— START Listing —

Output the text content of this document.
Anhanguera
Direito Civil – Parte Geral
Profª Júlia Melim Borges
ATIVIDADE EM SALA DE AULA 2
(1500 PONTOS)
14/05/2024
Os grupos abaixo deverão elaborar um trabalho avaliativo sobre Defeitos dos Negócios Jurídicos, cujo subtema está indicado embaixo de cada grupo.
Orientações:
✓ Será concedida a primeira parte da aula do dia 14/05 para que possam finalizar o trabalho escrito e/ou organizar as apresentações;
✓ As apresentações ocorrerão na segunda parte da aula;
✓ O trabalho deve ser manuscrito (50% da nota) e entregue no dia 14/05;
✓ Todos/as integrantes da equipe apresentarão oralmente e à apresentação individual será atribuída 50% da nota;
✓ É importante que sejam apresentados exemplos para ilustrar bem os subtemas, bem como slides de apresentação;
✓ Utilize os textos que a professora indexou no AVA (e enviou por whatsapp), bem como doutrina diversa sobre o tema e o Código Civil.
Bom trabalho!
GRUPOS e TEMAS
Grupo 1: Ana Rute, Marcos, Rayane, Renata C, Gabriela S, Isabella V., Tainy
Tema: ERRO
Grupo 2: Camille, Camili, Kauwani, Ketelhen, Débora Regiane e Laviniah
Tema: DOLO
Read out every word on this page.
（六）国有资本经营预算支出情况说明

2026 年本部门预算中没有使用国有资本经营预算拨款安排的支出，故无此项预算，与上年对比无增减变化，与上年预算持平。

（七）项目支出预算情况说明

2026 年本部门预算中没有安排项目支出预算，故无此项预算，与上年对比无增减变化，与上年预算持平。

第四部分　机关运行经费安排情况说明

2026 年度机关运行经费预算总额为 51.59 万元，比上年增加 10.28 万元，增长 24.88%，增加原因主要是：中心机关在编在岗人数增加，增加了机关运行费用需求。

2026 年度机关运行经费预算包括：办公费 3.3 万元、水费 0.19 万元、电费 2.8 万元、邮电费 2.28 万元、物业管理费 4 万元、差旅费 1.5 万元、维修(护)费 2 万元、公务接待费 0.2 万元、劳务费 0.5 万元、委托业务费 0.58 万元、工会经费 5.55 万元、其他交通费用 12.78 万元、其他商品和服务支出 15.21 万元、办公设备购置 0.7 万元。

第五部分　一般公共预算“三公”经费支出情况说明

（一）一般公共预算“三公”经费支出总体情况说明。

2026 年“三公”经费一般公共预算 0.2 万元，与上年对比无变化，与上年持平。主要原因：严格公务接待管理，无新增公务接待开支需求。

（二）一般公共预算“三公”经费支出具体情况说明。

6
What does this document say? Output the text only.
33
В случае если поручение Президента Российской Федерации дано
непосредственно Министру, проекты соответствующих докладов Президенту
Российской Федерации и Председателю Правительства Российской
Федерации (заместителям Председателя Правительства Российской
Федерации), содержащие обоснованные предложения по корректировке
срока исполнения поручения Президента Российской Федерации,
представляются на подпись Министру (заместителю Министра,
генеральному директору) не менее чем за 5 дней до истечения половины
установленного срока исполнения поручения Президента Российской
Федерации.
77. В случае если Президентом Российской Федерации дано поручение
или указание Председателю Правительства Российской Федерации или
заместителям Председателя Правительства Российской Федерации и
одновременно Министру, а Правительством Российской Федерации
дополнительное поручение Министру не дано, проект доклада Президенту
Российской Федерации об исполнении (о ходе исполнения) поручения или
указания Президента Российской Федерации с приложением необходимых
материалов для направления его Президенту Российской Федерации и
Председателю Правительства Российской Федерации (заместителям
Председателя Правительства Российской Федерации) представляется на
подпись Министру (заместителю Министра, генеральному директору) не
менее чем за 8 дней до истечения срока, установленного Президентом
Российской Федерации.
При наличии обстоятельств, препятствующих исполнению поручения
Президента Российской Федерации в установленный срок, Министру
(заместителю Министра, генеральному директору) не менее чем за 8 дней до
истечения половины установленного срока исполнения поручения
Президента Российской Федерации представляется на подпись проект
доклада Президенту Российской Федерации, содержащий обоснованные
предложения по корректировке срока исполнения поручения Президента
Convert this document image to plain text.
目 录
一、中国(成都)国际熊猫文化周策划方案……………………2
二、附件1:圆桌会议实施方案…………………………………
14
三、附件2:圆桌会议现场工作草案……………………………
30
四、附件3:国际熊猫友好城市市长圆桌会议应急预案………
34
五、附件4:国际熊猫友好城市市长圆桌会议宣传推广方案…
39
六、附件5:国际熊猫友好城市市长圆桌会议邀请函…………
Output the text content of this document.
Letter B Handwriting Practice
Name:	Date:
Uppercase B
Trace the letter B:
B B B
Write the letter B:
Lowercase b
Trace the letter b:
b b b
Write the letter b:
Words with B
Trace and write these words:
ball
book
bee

— END Listing —

Transcribe every entry exactly, omitting nothing.

_Result of the exercise_.
Output the text content of this document.
Anhanguera
Direito Civil – Parte Geral
Profª Júlia Melim Borges
ATIVIDADE EM SALA DE AULA 2
(1500 PONTOS)
14/05/2024
Os grupos abaixo deverão elaborar um trabalho avaliativo sobre Defeitos dos Negócios Jurídicos, cujo subtema está indicado embaixo de cada grupo.
Orientações:
✓ Será concedida a primeira parte da aula do dia 14/05 para que possam finalizar o trabalho escrito e/ou organizar as apresentações;
✓ As apresentações ocorrerão na segunda parte da aula;
✓ O trabalho deve ser manuscrito (50% da nota) e entregue no dia 14/05;
✓ Todos/as integrantes da equipe apresentarão oralmente e à apresentação individual será atribuída 50% da nota;
✓ É importante que sejam apresentados exemplos para ilustrar bem os subtemas, bem como slides de apresentação;
✓ Utilize os textos que a professora indexou no AVA (e enviou por whatsapp), bem como doutrina diversa sobre o tema e o Código Civil.
Bom trabalho!
GRUPOS e TEMAS
Grupo 1: Ana Rute, Marcos, Rayane, Renata C, Gabriela S, Isabella V., Tainy
Tema: ERRO
Grupo 2: Camille, Camili, Kauwani, Ketelhen, Débora Regiane e Laviniah
Tema: DOLO
Read out every word on this page.
（六）国有资本经营预算支出情况说明

2026 年本部门预算中没有使用国有资本经营预算拨款安排的支出，故无此项预算，与上年对比无增减变化，与上年预算持平。

（七）项目支出预算情况说明

2026 年本部门预算中没有安排项目支出预算，故无此项预算，与上年对比无增减变化，与上年预算持平。

第四部分　机关运行经费安排情况说明

2026 年度机关运行经费预算总额为 51.59 万元，比上年增加 10.28 万元，增长 24.88%，增加原因主要是：中心机关在编在岗人数增加，增加了机关运行费用需求。

2026 年度机关运行经费预算包括：办公费 3.3 万元、水费 0.19 万元、电费 2.8 万元、邮电费 2.28 万元、物业管理费 4 万元、差旅费 1.5 万元、维修(护)费 2 万元、公务接待费 0.2 万元、劳务费 0.5 万元、委托业务费 0.58 万元、工会经费 5.55 万元、其他交通费用 12.78 万元、其他商品和服务支出 15.21 万元、办公设备购置 0.7 万元。

第五部分　一般公共预算“三公”经费支出情况说明

（一）一般公共预算“三公”经费支出总体情况说明。

2026 年“三公”经费一般公共预算 0.2 万元，与上年对比无变化，与上年持平。主要原因：严格公务接待管理，无新增公务接待开支需求。

（二）一般公共预算“三公”经费支出具体情况说明。

6
What does this document say? Output the text only.
33
В случае если поручение Президента Российской Федерации дано
непосредственно Министру, проекты соответствующих докладов Президенту
Российской Федерации и Председателю Правительства Российской
Федерации (заместителям Председателя Правительства Российской
Федерации), содержащие обоснованные предложения по корректировке
срока исполнения поручения Президента Российской Федерации,
представляются на подпись Министру (заместителю Министра,
генеральному директору) не менее чем за 5 дней до истечения половины
установленного срока исполнения поручения Президента Российской
Федерации.
77. В случае если Президентом Российской Федерации дано поручение
или указание Председателю Правительства Российской Федерации или
заместителям Председателя Правительства Российской Федерации и
одновременно Министру, а Правительством Российской Федерации
дополнительное поручение Министру не дано, проект доклада Президенту
Российской Федерации об исполнении (о ходе исполнения) поручения или
указания Президента Российской Федерации с приложением необходимых
материалов для направления его Президенту Российской Федерации и
Председателю Правительства Российской Федерации (заместителям
Председателя Правительства Российской Федерации) представляется на
подпись Министру (заместителю Министра, генеральному директору) не
менее чем за 8 дней до истечения срока, установленного Президентом
Российской Федерации.
При наличии обстоятельств, препятствующих исполнению поручения
Президента Российской Федерации в установленный срок, Министру
(заместителю Министра, генеральному директору) не менее чем за 8 дней до
истечения половины установленного срока исполнения поручения
Президента Российской Федерации представляется на подпись проект
доклада Президенту Российской Федерации, содержащий обоснованные
предложения по корректировке срока исполнения поручения Президента
Convert this document image to plain text.
目 录
一、中国(成都)国际熊猫文化周策划方案……………………2
二、附件1:圆桌会议实施方案…………………………………
14
三、附件2:圆桌会议现场工作草案……………………………
30
四、附件3:国际熊猫友好城市市长圆桌会议应急预案………
34
五、附件4:国际熊猫友好城市市长圆桌会议宣传推广方案…
39
六、附件5:国际熊猫友好城市市长圆桌会议邀请函…………
Output the text content of this document.
Letter B Handwriting Practice
Name:	Date:
Uppercase B
Trace the letter B:
B B B
Write the letter B:
Lowercase b
Trace the letter b:
b b b
Write the letter b:
Words with B
Trace and write these words:
ball
book
bee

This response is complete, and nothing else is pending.